──────── PROVIDED MATERIAL
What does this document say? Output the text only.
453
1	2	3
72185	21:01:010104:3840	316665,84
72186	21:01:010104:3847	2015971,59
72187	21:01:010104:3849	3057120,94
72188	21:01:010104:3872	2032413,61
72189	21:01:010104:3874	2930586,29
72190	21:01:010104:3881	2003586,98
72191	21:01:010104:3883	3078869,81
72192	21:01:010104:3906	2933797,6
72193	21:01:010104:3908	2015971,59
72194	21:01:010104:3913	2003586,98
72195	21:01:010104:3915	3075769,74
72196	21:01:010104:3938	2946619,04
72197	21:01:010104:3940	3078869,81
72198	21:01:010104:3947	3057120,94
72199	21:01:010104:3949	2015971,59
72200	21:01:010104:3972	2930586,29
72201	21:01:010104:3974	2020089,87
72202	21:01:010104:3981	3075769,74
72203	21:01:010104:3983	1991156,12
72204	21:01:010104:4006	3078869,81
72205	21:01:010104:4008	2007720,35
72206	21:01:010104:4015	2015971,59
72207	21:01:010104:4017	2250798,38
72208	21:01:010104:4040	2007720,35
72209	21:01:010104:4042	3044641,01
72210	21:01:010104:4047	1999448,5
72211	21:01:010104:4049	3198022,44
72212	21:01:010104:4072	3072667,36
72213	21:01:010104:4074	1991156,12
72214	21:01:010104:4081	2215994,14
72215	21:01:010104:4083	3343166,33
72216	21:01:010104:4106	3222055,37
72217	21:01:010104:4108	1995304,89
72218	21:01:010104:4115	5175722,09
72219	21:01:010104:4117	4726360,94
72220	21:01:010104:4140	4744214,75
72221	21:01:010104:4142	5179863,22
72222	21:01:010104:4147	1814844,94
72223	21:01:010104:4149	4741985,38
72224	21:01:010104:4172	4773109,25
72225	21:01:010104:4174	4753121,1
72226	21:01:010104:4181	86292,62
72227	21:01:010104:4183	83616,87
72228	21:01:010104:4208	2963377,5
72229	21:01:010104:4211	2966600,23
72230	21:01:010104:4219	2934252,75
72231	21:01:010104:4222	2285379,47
────────────────
__EXERCISE DETAILS__: Copy out every entry again, exactly as it was given.

__SOLUTION FOR THIS TASK__:
What does this document say? Output the text only.
453
1	2	3
72185	21:01:010104:3840	316665,84
72186	21:01:010104:3847	2015971,59
72187	21:01:010104:3849	3057120,94
72188	21:01:010104:3872	2032413,61
72189	21:01:010104:3874	2930586,29
72190	21:01:010104:3881	2003586,98
72191	21:01:010104:3883	3078869,81
72192	21:01:010104:3906	2933797,6
72193	21:01:010104:3908	2015971,59
72194	21:01:010104:3913	2003586,98
72195	21:01:010104:3915	3075769,74
72196	21:01:010104:3938	2946619,04
72197	21:01:010104:3940	3078869,81
72198	21:01:010104:3947	3057120,94
72199	21:01:010104:3949	2015971,59
72200	21:01:010104:3972	2930586,29
72201	21:01:010104:3974	2020089,87
72202	21:01:010104:3981	3075769,74
72203	21:01:010104:3983	1991156,12
72204	21:01:010104:4006	3078869,81
72205	21:01:010104:4008	2007720,35
72206	21:01:010104:4015	2015971,59
72207	21:01:010104:4017	2250798,38
72208	21:01:010104:4040	2007720,35
72209	21:01:010104:4042	3044641,01
72210	21:01:010104:4047	1999448,5
72211	21:01:010104:4049	3198022,44
72212	21:01:010104:4072	3072667,36
72213	21:01:010104:4074	1991156,12
72214	21:01:010104:4081	2215994,14
72215	21:01:010104:4083	3343166,33
72216	21:01:010104:4106	3222055,37
72217	21:01:010104:4108	1995304,89
72218	21:01:010104:4115	5175722,09
72219	21:01:010104:4117	4726360,94
72220	21:01:010104:4140	4744214,75
72221	21:01:010104:4142	5179863,22
72222	21:01:010104:4147	1814844,94
72223	21:01:010104:4149	4741985,38
72224	21:01:010104:4172	4773109,25
72225	21:01:010104:4174	4753121,1
72226	21:01:010104:4181	86292,62
72227	21:01:010104:4183	83616,87
72228	21:01:010104:4208	2963377,5
72229	21:01:010104:4211	2966600,23
72230	21:01:010104:4219	2934252,75
72231	21:01:010104:4222	2285379,47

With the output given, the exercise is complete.